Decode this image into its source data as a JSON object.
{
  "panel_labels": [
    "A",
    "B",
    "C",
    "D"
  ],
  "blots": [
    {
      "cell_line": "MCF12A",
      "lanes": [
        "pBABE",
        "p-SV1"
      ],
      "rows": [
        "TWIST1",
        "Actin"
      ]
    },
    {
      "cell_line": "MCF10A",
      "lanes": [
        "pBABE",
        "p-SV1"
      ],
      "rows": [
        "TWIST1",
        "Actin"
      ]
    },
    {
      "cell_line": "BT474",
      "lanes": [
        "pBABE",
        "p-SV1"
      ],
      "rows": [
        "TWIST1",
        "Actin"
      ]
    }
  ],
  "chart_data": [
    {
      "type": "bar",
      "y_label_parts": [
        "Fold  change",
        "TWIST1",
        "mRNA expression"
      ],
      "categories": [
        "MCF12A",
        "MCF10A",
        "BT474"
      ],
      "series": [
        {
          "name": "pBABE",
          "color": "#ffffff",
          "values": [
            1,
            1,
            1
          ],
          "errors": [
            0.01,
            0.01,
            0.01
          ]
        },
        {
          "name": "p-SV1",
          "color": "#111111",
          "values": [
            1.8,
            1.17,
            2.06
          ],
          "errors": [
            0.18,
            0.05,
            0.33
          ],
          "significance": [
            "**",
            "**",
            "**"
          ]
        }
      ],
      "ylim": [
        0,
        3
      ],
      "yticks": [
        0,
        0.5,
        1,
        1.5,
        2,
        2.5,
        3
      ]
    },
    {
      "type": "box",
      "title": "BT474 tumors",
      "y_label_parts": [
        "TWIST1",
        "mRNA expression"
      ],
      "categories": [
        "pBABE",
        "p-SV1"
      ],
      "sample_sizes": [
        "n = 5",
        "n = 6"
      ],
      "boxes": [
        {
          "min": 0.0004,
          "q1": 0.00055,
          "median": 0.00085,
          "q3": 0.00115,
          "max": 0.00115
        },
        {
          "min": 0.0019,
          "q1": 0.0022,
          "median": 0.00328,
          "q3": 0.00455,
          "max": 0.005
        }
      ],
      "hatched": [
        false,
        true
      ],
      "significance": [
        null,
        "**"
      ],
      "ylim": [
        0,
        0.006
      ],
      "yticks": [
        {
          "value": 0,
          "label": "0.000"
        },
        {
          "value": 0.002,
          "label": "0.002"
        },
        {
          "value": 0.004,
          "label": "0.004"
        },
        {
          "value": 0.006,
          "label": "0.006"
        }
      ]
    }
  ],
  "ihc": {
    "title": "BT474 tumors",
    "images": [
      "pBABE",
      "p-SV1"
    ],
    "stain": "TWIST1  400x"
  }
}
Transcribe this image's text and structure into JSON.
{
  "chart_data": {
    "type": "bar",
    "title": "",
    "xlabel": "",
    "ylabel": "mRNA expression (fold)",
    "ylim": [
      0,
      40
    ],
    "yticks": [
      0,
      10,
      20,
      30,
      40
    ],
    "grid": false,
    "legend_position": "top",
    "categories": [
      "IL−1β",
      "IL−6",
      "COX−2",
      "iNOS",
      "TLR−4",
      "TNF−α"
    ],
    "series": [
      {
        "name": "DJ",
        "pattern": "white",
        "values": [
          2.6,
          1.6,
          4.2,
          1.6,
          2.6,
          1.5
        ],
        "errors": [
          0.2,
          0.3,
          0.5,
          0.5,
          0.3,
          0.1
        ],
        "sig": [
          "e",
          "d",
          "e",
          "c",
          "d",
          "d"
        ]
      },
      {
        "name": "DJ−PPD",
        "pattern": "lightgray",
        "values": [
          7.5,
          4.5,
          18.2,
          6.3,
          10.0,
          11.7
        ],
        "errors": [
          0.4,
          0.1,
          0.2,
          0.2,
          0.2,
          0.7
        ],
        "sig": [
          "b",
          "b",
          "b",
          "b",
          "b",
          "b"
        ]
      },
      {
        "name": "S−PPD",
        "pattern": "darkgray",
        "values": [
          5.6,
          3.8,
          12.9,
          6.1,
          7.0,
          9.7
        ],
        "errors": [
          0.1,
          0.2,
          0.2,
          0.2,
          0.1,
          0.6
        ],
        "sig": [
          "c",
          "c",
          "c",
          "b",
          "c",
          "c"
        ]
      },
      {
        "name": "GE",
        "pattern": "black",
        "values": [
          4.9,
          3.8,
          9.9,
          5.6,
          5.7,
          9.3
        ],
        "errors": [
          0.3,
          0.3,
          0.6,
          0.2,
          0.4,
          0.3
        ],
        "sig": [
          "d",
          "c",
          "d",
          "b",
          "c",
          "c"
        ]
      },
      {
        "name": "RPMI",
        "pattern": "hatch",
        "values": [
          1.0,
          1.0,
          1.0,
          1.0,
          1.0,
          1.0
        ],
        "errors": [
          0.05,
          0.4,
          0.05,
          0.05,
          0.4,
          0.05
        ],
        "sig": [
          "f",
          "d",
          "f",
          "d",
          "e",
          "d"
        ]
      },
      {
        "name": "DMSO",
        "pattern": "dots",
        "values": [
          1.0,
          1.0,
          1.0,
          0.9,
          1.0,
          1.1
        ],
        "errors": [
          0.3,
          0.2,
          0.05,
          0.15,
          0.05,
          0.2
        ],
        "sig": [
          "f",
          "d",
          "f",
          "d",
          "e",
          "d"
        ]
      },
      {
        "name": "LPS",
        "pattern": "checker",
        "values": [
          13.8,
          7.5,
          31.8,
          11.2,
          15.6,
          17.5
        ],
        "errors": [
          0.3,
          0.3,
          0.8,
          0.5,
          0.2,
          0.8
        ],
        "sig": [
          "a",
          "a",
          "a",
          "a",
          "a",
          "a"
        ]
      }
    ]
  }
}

■ ■ ■ ■ ■ ■ ■

*THE TASK*:
Tell me how many lines of the records include the word "name", replying with the number alone.

*RESPONSE TO THE TASK*:
9